[Dataset records]
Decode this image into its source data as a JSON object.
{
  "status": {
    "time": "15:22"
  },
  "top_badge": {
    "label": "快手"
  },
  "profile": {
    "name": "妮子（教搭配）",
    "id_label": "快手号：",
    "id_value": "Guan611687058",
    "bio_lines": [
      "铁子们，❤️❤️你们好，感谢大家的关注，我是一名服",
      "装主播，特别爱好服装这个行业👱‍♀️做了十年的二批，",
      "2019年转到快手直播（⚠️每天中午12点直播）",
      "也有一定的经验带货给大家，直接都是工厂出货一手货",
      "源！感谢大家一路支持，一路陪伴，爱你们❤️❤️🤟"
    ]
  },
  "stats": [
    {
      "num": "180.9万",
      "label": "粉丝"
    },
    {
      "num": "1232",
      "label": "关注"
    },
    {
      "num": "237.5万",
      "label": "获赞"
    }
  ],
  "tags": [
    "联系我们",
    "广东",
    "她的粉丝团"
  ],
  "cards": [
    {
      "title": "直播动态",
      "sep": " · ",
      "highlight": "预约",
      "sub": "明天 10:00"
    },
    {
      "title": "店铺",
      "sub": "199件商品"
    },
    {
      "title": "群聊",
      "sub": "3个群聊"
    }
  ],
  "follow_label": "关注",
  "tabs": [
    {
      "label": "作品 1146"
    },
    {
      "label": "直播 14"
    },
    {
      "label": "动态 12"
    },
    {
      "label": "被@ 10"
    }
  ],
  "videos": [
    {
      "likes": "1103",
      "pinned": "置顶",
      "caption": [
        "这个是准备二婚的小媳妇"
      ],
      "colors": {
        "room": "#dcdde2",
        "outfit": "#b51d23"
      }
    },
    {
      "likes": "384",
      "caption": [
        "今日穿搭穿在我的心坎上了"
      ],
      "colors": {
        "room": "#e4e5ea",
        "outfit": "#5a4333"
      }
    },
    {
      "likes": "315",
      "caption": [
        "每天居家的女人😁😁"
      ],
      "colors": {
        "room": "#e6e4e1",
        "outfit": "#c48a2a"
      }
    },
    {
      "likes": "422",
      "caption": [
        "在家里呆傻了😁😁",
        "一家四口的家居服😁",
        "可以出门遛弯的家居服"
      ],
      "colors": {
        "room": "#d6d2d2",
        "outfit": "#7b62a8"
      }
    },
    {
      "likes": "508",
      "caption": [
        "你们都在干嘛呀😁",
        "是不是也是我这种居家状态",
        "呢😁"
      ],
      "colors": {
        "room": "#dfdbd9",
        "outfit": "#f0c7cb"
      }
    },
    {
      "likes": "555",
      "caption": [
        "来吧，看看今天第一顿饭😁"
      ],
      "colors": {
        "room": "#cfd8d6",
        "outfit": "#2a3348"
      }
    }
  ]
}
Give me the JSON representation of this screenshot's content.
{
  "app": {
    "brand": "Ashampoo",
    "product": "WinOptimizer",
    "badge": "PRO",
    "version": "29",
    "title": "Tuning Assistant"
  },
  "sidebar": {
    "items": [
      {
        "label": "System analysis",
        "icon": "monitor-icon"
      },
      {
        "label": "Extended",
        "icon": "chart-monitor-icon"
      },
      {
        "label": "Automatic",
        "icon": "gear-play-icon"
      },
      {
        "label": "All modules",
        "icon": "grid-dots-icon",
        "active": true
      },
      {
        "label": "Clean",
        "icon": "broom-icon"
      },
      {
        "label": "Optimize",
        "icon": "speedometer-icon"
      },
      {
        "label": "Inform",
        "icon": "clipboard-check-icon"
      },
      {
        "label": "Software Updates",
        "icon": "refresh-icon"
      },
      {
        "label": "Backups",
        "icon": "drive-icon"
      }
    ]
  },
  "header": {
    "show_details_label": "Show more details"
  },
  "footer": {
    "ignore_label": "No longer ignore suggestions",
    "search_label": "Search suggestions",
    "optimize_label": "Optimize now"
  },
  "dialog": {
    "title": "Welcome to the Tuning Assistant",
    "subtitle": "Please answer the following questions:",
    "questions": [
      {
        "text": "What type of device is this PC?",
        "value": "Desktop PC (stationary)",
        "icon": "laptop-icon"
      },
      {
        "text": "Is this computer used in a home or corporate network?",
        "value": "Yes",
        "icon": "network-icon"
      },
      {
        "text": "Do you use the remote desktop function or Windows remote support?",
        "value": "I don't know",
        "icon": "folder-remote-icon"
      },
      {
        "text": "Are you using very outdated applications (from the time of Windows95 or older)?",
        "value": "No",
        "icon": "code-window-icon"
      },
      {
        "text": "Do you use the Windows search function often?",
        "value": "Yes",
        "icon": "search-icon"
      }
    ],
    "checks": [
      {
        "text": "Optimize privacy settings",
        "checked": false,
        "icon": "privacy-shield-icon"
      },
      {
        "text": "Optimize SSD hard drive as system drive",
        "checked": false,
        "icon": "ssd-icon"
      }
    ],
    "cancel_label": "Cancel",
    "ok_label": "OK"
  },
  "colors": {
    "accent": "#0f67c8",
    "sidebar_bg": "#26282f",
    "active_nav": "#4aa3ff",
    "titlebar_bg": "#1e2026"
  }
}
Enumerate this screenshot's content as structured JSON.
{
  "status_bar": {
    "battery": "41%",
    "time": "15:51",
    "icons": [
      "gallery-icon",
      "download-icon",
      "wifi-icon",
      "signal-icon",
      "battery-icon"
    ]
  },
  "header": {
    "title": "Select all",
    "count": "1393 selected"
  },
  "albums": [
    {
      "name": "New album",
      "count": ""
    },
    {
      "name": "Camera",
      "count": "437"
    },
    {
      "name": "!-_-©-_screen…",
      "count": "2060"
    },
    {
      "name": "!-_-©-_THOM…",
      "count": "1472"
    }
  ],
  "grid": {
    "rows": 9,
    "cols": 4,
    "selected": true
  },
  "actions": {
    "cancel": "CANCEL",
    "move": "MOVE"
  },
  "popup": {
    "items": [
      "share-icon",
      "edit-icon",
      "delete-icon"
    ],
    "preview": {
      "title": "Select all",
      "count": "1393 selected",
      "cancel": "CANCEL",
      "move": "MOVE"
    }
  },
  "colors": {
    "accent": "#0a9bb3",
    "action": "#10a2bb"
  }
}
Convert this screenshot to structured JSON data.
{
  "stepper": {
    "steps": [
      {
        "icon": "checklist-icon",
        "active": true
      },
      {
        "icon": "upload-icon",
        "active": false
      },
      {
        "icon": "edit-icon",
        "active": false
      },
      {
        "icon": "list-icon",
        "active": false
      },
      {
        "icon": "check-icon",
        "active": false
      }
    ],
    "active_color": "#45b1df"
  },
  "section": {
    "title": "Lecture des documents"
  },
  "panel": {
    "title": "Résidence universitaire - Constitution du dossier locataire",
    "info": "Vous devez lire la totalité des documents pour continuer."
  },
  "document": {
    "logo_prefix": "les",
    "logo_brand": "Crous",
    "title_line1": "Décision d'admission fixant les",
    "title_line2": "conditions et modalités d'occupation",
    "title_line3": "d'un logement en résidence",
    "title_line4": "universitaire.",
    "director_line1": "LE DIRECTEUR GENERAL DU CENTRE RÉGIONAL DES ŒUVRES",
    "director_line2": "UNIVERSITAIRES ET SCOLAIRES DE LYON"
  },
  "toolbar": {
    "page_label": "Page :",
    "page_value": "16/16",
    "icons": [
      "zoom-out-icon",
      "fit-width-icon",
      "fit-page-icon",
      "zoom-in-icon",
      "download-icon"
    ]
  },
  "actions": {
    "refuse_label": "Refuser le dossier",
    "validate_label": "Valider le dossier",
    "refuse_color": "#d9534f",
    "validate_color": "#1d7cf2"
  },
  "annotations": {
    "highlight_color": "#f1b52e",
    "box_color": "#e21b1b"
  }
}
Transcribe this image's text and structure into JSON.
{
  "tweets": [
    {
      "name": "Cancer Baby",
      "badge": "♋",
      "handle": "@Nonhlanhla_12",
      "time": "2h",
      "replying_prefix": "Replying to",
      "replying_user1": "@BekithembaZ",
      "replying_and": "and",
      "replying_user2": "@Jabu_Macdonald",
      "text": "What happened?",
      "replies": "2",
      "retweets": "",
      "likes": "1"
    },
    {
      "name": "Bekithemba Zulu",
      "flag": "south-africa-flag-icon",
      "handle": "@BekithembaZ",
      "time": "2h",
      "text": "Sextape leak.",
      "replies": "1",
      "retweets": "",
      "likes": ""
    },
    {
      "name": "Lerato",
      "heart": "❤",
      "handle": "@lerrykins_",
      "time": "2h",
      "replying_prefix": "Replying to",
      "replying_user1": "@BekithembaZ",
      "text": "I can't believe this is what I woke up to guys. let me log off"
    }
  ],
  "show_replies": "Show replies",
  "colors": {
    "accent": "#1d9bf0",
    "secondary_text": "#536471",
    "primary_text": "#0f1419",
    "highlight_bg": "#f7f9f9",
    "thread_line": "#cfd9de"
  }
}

• **EXERCISE**:
Look through the records and gather each line with the word "likes".

• **THE COMPLETED TASK**:
      "likes": "1103",
      "likes": "384",
      "likes": "315",
      "likes": "422",
      "likes": "508",
      "likes": "555",
      "likes": "1"
      "likes": ""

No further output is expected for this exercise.